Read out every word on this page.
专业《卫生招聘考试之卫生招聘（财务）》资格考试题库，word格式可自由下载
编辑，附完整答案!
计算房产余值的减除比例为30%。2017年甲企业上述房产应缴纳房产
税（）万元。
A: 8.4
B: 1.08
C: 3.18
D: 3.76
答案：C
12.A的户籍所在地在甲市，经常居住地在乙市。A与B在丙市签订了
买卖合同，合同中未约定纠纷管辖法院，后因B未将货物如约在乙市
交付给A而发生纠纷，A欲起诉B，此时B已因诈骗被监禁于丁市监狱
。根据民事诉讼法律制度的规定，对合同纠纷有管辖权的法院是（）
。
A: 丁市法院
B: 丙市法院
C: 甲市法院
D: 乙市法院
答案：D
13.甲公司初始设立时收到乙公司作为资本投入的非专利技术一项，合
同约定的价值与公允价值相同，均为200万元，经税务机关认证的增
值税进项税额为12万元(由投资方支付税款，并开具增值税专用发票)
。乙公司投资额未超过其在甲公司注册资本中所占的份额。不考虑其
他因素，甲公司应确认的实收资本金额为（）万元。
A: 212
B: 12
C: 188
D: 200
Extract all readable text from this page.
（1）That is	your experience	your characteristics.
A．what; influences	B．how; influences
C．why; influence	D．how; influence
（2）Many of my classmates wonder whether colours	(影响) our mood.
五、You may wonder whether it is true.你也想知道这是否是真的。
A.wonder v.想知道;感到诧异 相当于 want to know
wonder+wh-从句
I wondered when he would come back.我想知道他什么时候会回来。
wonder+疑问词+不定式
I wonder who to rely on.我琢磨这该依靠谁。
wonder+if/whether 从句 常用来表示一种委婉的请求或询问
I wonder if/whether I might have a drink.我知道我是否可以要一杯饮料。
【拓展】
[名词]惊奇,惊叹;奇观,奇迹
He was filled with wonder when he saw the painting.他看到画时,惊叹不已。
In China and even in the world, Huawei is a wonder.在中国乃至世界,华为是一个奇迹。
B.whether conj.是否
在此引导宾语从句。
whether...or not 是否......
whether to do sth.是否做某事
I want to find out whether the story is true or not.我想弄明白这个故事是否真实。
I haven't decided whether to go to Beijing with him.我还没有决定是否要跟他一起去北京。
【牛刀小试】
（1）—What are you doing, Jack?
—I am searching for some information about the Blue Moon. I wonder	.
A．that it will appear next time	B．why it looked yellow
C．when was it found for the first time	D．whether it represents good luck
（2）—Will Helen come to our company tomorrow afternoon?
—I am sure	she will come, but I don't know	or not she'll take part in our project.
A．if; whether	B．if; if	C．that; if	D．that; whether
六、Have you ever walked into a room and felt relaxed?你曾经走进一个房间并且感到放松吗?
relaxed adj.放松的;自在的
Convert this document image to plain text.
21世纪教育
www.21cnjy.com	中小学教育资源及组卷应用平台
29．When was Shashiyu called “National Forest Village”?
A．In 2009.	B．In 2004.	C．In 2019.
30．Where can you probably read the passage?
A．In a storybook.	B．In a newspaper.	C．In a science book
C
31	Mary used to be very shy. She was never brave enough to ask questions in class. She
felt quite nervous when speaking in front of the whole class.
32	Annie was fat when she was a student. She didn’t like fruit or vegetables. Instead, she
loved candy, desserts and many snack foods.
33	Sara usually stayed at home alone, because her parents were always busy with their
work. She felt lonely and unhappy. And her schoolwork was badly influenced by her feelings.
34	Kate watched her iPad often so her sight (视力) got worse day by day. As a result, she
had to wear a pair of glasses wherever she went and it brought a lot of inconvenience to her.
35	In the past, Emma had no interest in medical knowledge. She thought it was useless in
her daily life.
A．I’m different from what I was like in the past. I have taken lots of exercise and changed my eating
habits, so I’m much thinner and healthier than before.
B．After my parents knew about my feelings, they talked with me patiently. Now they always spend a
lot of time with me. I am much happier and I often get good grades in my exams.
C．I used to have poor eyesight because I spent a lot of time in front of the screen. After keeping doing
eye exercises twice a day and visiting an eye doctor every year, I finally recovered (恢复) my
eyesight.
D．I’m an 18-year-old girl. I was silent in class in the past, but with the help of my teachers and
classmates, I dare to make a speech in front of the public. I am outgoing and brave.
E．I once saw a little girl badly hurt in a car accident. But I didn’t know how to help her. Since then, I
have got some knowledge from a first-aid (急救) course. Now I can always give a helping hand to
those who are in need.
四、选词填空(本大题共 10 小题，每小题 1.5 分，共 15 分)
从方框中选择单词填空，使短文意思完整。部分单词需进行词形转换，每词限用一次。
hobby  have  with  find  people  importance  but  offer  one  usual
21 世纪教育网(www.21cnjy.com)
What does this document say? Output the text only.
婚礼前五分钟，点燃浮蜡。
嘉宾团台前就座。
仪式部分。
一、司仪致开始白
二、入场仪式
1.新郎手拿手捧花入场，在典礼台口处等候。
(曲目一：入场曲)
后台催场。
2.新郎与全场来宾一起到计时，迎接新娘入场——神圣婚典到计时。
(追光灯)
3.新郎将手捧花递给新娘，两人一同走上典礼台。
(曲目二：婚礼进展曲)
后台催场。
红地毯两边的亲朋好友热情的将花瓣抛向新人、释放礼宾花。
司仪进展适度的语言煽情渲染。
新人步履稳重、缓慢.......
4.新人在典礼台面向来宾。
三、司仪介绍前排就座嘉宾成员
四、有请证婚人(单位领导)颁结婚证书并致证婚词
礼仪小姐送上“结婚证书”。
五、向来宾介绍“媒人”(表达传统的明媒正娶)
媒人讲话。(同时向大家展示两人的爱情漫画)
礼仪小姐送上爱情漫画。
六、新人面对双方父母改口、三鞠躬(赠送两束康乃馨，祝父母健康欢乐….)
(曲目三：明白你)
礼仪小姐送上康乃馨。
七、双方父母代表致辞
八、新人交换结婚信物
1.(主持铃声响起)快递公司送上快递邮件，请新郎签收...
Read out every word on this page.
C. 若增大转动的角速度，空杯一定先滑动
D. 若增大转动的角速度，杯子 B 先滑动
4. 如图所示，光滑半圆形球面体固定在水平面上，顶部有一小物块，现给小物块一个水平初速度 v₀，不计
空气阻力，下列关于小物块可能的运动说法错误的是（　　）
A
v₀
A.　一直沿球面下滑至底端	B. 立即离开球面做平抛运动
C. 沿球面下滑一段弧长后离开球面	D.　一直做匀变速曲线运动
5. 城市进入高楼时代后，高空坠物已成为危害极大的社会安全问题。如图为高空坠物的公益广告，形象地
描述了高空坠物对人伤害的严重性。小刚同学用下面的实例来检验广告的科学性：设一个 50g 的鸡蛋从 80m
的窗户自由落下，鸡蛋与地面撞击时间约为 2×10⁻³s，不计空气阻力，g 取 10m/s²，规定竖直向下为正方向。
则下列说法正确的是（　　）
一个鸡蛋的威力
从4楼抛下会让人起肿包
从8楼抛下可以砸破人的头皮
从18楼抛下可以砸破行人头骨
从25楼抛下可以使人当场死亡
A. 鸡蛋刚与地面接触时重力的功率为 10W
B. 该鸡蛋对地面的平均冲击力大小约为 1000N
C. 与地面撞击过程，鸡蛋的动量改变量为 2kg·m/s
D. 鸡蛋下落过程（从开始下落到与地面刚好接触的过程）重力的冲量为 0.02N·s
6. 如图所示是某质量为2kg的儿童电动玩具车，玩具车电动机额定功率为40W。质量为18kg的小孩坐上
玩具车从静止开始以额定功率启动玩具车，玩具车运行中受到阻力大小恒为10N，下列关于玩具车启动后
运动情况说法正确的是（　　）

==================================================

### Goal of the exercise
Make an exact copy of the listing, including every line.

### Answer to this problem
Read out every word on this page.
专业《卫生招聘考试之卫生招聘（财务）》资格考试题库，word格式可自由下载
编辑，附完整答案!
计算房产余值的减除比例为30%。2017年甲企业上述房产应缴纳房产
税（）万元。
A: 8.4
B: 1.08
C: 3.18
D: 3.76
答案：C
12.A的户籍所在地在甲市，经常居住地在乙市。A与B在丙市签订了
买卖合同，合同中未约定纠纷管辖法院，后因B未将货物如约在乙市
交付给A而发生纠纷，A欲起诉B，此时B已因诈骗被监禁于丁市监狱
。根据民事诉讼法律制度的规定，对合同纠纷有管辖权的法院是（）
。
A: 丁市法院
B: 丙市法院
C: 甲市法院
D: 乙市法院
答案：D
13.甲公司初始设立时收到乙公司作为资本投入的非专利技术一项，合
同约定的价值与公允价值相同，均为200万元，经税务机关认证的增
值税进项税额为12万元(由投资方支付税款，并开具增值税专用发票)
。乙公司投资额未超过其在甲公司注册资本中所占的份额。不考虑其
他因素，甲公司应确认的实收资本金额为（）万元。
A: 212
B: 12
C: 188
D: 200
Extract all readable text from this page.
（1）That is	your experience	your characteristics.
A．what; influences	B．how; influences
C．why; influence	D．how; influence
（2）Many of my classmates wonder whether colours	(影响) our mood.
五、You may wonder whether it is true.你也想知道这是否是真的。
A.wonder v.想知道;感到诧异 相当于 want to know
wonder+wh-从句
I wondered when he would come back.我想知道他什么时候会回来。
wonder+疑问词+不定式
I wonder who to rely on.我琢磨这该依靠谁。
wonder+if/whether 从句 常用来表示一种委婉的请求或询问
I wonder if/whether I might have a drink.我知道我是否可以要一杯饮料。
【拓展】
[名词]惊奇,惊叹;奇观,奇迹
He was filled with wonder when he saw the painting.他看到画时,惊叹不已。
In China and even in the world, Huawei is a wonder.在中国乃至世界,华为是一个奇迹。
B.whether conj.是否
在此引导宾语从句。
whether...or not 是否......
whether to do sth.是否做某事
I want to find out whether the story is true or not.我想弄明白这个故事是否真实。
I haven't decided whether to go to Beijing with him.我还没有决定是否要跟他一起去北京。
【牛刀小试】
（1）—What are you doing, Jack?
—I am searching for some information about the Blue Moon. I wonder	.
A．that it will appear next time	B．why it looked yellow
C．when was it found for the first time	D．whether it represents good luck
（2）—Will Helen come to our company tomorrow afternoon?
—I am sure	she will come, but I don't know	or not she'll take part in our project.
A．if; whether	B．if; if	C．that; if	D．that; whether
六、Have you ever walked into a room and felt relaxed?你曾经走进一个房间并且感到放松吗?
relaxed adj.放松的;自在的
Convert this document image to plain text.
21世纪教育
www.21cnjy.com	中小学教育资源及组卷应用平台
29．When was Shashiyu called “National Forest Village”?
A．In 2009.	B．In 2004.	C．In 2019.
30．Where can you probably read the passage?
A．In a storybook.	B．In a newspaper.	C．In a science book
C
31	Mary used to be very shy. She was never brave enough to ask questions in class. She
felt quite nervous when speaking in front of the whole class.
32	Annie was fat when she was a student. She didn’t like fruit or vegetables. Instead, she
loved candy, desserts and many snack foods.
33	Sara usually stayed at home alone, because her parents were always busy with their
work. She felt lonely and unhappy. And her schoolwork was badly influenced by her feelings.
34	Kate watched her iPad often so her sight (视力) got worse day by day. As a result, she
had to wear a pair of glasses wherever she went and it brought a lot of inconvenience to her.
35	In the past, Emma had no interest in medical knowledge. She thought it was useless in
her daily life.
A．I’m different from what I was like in the past. I have taken lots of exercise and changed my eating
habits, so I’m much thinner and healthier than before.
B．After my parents knew about my feelings, they talked with me patiently. Now they always spend a
lot of time with me. I am much happier and I often get good grades in my exams.
C．I used to have poor eyesight because I spent a lot of time in front of the screen. After keeping doing
eye exercises twice a day and visiting an eye doctor every year, I finally recovered (恢复) my
eyesight.
D．I’m an 18-year-old girl. I was silent in class in the past, but with the help of my teachers and
classmates, I dare to make a speech in front of the public. I am outgoing and brave.
E．I once saw a little girl badly hurt in a car accident. But I didn’t know how to help her. Since then, I
have got some knowledge from a first-aid (急救) course. Now I can always give a helping hand to
those who are in need.
四、选词填空(本大题共 10 小题，每小题 1.5 分，共 15 分)
从方框中选择单词填空，使短文意思完整。部分单词需进行词形转换，每词限用一次。
hobby  have  with  find  people  importance  but  offer  one  usual
21 世纪教育网(www.21cnjy.com)
What does this document say? Output the text only.
婚礼前五分钟，点燃浮蜡。
嘉宾团台前就座。
仪式部分。
一、司仪致开始白
二、入场仪式
1.新郎手拿手捧花入场，在典礼台口处等候。
(曲目一：入场曲)
后台催场。
2.新郎与全场来宾一起到计时，迎接新娘入场——神圣婚典到计时。
(追光灯)
3.新郎将手捧花递给新娘，两人一同走上典礼台。
(曲目二：婚礼进展曲)
后台催场。
红地毯两边的亲朋好友热情的将花瓣抛向新人、释放礼宾花。
司仪进展适度的语言煽情渲染。
新人步履稳重、缓慢.......
4.新人在典礼台面向来宾。
三、司仪介绍前排就座嘉宾成员
四、有请证婚人(单位领导)颁结婚证书并致证婚词
礼仪小姐送上“结婚证书”。
五、向来宾介绍“媒人”(表达传统的明媒正娶)
媒人讲话。(同时向大家展示两人的爱情漫画)
礼仪小姐送上爱情漫画。
六、新人面对双方父母改口、三鞠躬(赠送两束康乃馨，祝父母健康欢乐….)
(曲目三：明白你)
礼仪小姐送上康乃馨。
七、双方父母代表致辞
八、新人交换结婚信物
1.(主持铃声响起)快递公司送上快递邮件，请新郎签收...
Read out every word on this page.
C. 若增大转动的角速度，空杯一定先滑动
D. 若增大转动的角速度，杯子 B 先滑动
4. 如图所示，光滑半圆形球面体固定在水平面上，顶部有一小物块，现给小物块一个水平初速度 v₀，不计
空气阻力，下列关于小物块可能的运动说法错误的是（　　）
A
v₀
A.　一直沿球面下滑至底端	B. 立即离开球面做平抛运动
C. 沿球面下滑一段弧长后离开球面	D.　一直做匀变速曲线运动
5. 城市进入高楼时代后，高空坠物已成为危害极大的社会安全问题。如图为高空坠物的公益广告，形象地
描述了高空坠物对人伤害的严重性。小刚同学用下面的实例来检验广告的科学性：设一个 50g 的鸡蛋从 80m
的窗户自由落下，鸡蛋与地面撞击时间约为 2×10⁻³s，不计空气阻力，g 取 10m/s²，规定竖直向下为正方向。
则下列说法正确的是（　　）
一个鸡蛋的威力
从4楼抛下会让人起肿包
从8楼抛下可以砸破人的头皮
从18楼抛下可以砸破行人头骨
从25楼抛下可以使人当场死亡
A. 鸡蛋刚与地面接触时重力的功率为 10W
B. 该鸡蛋对地面的平均冲击力大小约为 1000N
C. 与地面撞击过程，鸡蛋的动量改变量为 2kg·m/s
D. 鸡蛋下落过程（从开始下落到与地面刚好接触的过程）重力的冲量为 0.02N·s
6. 如图所示是某质量为2kg的儿童电动玩具车，玩具车电动机额定功率为40W。质量为18kg的小孩坐上
玩具车从静止开始以额定功率启动玩具车，玩具车运行中受到阻力大小恒为10N，下列关于玩具车启动后
运动情况说法正确的是（　　）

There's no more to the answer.